───── PROVIDED TEXT
Metadata-Version: 2.1
Name: penlm
Version: 1.1.0
Summary: Penalized Linear Models for Classification and Regression
Home-page: https://github.com/bellibot/penlm
Author: Edoardo Belli
Author-email: iedobelli@gmail.com
License: MIT
Download-URL: https://github.com/bellibot/penlm/archive/refs/tags/v1.1.0.tar.gz
Keywords: Classification,Regression,Linear,Penalty
Platform: UNKNOWN
Classifier: Development Status :: 5 - Production/Stable
Requires-Python: >=3.5
Description-Content-Type: text/markdown
License-File: LICENSE

## penlm - Penalized Linear Models

`penlm` is a Python package that implements a few penalty based linear models that aren't (currently) available in `scikit-learn`. All the models are implemented with the familiar `fit`/`predict`/`predict_proba`/`score` interface.

The supported estimators are:
- Smoothly Adaptively Centered Ridge ([SACR](https://doi.org/10.1016/j.jmva.2021.104882))
- Ridge penalty on first/second derivatives (Functional Linear Model)
- [Adaptive Lasso](https://doi.org/10.1198/016214506000000735)
- [Relaxed Lasso](https://doi.org/10.1016/j.csda.2006.12.019)
- Broken Adaptive Ridge ([BAR](https://doi.org/10.1016/j.jmva.2018.08.007))
──────────
───── SOURCE DATA
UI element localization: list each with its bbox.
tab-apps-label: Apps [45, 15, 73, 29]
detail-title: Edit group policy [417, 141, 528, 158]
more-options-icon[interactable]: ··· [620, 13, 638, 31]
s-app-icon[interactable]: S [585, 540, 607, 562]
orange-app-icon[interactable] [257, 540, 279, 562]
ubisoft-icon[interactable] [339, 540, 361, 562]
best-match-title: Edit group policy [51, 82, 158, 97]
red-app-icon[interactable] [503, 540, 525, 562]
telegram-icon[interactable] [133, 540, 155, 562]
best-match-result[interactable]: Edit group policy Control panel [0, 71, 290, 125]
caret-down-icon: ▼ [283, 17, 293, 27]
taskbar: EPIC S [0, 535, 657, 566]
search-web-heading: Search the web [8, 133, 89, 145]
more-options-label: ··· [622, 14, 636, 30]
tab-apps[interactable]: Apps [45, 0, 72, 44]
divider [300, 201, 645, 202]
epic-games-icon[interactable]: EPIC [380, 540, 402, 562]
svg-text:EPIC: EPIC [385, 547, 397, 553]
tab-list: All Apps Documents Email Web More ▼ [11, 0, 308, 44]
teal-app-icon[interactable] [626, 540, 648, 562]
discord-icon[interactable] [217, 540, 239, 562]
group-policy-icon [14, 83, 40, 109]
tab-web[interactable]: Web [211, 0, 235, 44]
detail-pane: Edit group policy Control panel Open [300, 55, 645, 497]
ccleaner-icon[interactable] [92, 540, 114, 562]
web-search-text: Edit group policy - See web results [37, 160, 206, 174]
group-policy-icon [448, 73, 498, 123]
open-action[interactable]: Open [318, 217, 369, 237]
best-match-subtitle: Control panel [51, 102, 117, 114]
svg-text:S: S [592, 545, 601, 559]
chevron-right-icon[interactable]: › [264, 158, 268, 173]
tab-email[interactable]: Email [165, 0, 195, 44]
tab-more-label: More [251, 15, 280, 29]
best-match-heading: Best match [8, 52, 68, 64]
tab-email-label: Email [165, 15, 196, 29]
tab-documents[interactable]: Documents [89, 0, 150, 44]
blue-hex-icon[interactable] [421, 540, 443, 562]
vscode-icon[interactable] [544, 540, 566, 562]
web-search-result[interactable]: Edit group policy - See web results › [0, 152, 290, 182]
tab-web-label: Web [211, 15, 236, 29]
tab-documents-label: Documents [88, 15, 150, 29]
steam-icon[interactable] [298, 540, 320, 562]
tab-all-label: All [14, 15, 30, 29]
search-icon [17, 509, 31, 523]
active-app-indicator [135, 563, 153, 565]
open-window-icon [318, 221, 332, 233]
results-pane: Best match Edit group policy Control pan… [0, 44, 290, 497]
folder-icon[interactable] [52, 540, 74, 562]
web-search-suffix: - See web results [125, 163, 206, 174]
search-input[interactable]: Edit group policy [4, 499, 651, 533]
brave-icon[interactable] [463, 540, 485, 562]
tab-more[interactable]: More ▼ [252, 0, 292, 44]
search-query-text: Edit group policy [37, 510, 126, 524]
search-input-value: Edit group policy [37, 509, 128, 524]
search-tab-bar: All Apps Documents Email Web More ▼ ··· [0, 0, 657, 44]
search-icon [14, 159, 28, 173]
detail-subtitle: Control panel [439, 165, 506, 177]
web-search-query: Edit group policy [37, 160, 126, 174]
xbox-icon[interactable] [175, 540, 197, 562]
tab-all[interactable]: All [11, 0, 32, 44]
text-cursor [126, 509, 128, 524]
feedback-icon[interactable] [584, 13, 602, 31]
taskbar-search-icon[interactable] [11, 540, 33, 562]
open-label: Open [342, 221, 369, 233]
──────────
*GIVEN PROBLEM 1:* List all the supported estimators named in the penlm package description.
*GIVEN PROBLEM 2:* Return every line of the records that contains the string "taskbar", treating uppercase and lowercase as different.

*EXERCISE OUTPUT 1:*
- Smoothly Adaptively Centered Ridge (SACR)
- Ridge penalty on first/second derivatives (Functional Linear Model)
- Adaptive Lasso
- Relaxed Lasso
- Broken Adaptive Ridge (BAR)

*EXERCISE OUTPUT 2:*
taskbar: EPIC S [0, 535, 657, 566]
taskbar-search-icon[interactable] [11, 540, 33, 562]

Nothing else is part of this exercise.